= Challenge =
Go through the material below and copy each line where the word "Details" appears.

Data listing
↓↓↓
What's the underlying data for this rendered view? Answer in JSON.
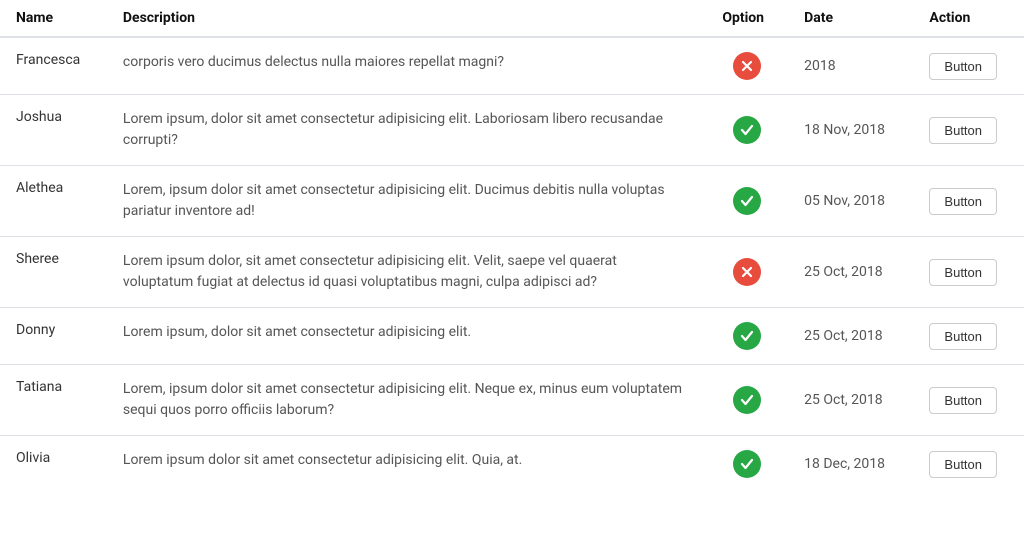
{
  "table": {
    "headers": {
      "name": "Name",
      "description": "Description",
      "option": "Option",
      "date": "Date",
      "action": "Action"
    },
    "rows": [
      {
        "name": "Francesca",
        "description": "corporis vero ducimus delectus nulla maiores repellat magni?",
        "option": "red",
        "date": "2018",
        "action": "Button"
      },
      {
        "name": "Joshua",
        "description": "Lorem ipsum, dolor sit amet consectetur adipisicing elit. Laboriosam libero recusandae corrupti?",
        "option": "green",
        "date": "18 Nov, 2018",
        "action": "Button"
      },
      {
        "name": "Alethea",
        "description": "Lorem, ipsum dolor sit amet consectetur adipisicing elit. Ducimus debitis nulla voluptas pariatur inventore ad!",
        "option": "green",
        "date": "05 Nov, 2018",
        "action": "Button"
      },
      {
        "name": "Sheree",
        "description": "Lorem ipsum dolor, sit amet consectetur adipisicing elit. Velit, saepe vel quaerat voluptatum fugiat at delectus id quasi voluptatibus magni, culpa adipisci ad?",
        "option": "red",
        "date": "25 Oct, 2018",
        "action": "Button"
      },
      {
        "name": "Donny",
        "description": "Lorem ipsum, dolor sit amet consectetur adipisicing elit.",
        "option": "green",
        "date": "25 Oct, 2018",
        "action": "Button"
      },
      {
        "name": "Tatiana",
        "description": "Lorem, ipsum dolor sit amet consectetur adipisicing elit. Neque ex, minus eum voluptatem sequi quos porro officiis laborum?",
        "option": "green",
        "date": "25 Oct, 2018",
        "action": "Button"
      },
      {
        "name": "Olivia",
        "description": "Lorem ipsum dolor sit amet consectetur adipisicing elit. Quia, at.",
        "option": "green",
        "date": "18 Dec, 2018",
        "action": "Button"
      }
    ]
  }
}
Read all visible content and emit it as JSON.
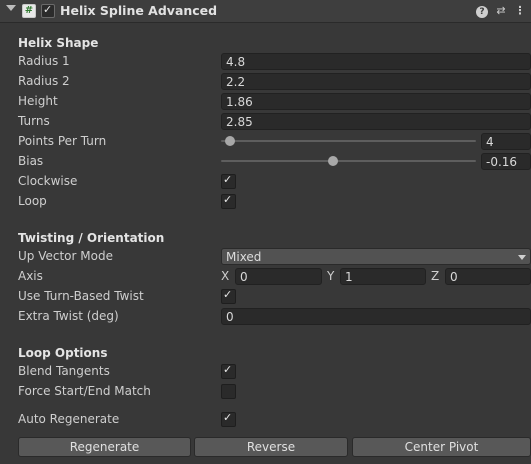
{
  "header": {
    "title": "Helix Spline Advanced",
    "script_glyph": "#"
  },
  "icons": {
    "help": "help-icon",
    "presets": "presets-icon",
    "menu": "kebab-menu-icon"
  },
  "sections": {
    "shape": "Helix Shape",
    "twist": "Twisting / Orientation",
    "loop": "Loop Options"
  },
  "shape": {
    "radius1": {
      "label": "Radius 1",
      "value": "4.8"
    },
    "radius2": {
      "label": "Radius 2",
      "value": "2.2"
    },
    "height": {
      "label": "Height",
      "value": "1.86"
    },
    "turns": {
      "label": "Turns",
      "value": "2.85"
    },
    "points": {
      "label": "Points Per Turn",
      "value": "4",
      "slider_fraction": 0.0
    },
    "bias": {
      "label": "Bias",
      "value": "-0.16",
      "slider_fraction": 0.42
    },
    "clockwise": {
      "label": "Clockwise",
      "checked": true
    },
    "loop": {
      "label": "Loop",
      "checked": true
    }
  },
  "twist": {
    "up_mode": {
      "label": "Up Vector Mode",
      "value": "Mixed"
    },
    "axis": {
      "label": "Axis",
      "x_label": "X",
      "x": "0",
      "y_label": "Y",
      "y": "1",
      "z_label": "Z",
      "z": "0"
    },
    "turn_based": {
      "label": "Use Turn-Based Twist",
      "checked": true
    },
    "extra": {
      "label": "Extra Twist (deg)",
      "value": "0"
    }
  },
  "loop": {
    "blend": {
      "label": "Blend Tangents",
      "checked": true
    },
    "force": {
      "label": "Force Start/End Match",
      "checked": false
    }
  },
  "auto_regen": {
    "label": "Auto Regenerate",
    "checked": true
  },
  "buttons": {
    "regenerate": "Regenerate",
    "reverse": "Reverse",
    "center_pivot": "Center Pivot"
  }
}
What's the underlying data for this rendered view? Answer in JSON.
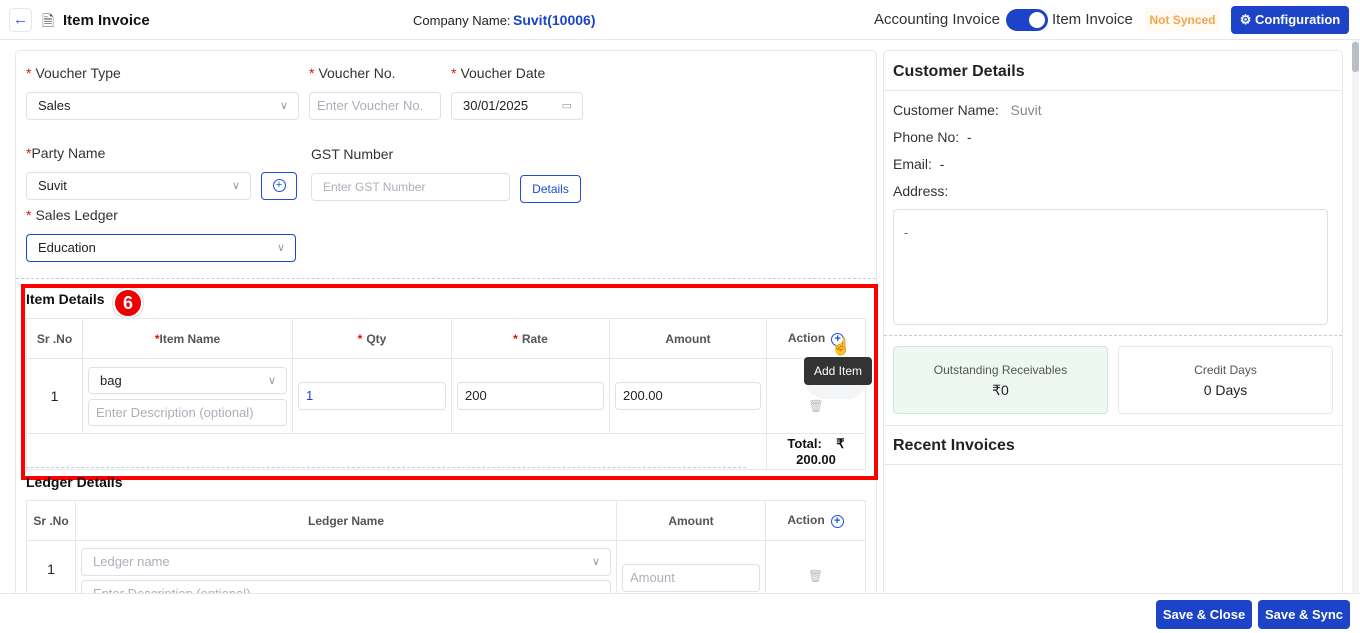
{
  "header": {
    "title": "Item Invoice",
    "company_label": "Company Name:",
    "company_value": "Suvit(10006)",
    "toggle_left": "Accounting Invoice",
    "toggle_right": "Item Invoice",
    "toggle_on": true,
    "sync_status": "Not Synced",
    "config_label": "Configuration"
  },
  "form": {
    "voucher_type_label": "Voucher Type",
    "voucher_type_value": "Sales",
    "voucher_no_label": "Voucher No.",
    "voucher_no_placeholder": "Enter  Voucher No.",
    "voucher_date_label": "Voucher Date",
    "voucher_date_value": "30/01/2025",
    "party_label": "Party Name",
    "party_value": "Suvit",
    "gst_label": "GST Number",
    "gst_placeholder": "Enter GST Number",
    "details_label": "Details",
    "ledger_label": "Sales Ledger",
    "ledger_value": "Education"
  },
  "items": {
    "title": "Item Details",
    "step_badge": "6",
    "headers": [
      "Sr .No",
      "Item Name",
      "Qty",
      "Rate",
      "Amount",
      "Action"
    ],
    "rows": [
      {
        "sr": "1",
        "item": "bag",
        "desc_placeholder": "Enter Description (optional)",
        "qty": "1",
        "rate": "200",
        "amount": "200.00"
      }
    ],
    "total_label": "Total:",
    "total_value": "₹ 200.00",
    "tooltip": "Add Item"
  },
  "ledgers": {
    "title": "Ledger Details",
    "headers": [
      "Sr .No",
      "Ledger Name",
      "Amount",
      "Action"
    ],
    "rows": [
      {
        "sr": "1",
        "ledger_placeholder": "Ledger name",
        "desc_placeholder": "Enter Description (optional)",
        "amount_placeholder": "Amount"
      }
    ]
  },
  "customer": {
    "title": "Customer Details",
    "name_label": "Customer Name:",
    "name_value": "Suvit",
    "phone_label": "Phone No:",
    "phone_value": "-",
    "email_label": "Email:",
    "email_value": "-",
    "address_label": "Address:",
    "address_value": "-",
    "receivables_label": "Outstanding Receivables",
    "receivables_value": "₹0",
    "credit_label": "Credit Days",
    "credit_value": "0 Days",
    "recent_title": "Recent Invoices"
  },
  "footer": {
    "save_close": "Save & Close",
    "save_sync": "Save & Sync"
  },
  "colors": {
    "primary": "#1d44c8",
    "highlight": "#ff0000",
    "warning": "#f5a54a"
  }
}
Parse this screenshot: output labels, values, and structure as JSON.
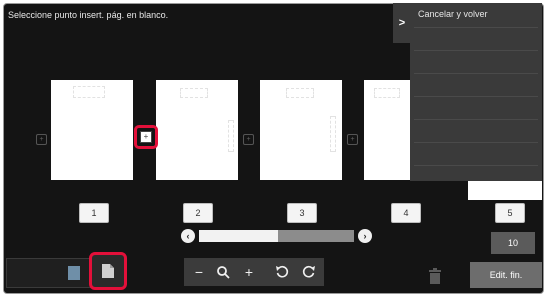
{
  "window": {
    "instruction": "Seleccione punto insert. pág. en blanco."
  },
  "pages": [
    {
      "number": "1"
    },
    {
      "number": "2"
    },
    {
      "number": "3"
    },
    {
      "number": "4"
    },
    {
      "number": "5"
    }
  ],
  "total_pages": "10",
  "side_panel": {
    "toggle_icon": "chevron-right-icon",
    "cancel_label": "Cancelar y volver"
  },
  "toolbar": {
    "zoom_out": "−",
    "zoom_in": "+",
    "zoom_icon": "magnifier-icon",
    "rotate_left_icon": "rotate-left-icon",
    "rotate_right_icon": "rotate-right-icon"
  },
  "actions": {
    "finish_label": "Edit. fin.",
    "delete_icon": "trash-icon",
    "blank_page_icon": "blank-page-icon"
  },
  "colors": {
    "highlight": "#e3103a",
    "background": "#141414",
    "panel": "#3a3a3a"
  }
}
↑↑↑
↓↓↓
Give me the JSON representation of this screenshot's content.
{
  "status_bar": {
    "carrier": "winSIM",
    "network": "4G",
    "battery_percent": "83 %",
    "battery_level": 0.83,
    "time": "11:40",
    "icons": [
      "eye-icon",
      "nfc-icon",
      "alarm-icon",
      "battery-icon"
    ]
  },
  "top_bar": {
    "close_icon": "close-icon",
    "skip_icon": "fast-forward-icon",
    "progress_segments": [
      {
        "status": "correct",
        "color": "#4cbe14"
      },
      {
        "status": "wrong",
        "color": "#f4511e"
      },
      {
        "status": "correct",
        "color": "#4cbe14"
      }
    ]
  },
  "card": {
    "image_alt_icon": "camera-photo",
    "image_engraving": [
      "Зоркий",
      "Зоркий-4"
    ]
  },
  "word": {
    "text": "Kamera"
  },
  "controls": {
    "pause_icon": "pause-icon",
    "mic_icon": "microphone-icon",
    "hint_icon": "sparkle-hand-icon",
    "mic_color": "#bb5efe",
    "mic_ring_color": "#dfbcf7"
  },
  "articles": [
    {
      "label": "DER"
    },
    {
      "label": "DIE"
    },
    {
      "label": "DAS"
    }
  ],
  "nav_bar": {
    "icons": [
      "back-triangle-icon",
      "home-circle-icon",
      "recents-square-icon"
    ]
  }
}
↑↑↑
= Response to this task =
    "details_label": "Details",
    "title": "Item Details",
    "title": "Ledger Details",
    "title": "Customer Details",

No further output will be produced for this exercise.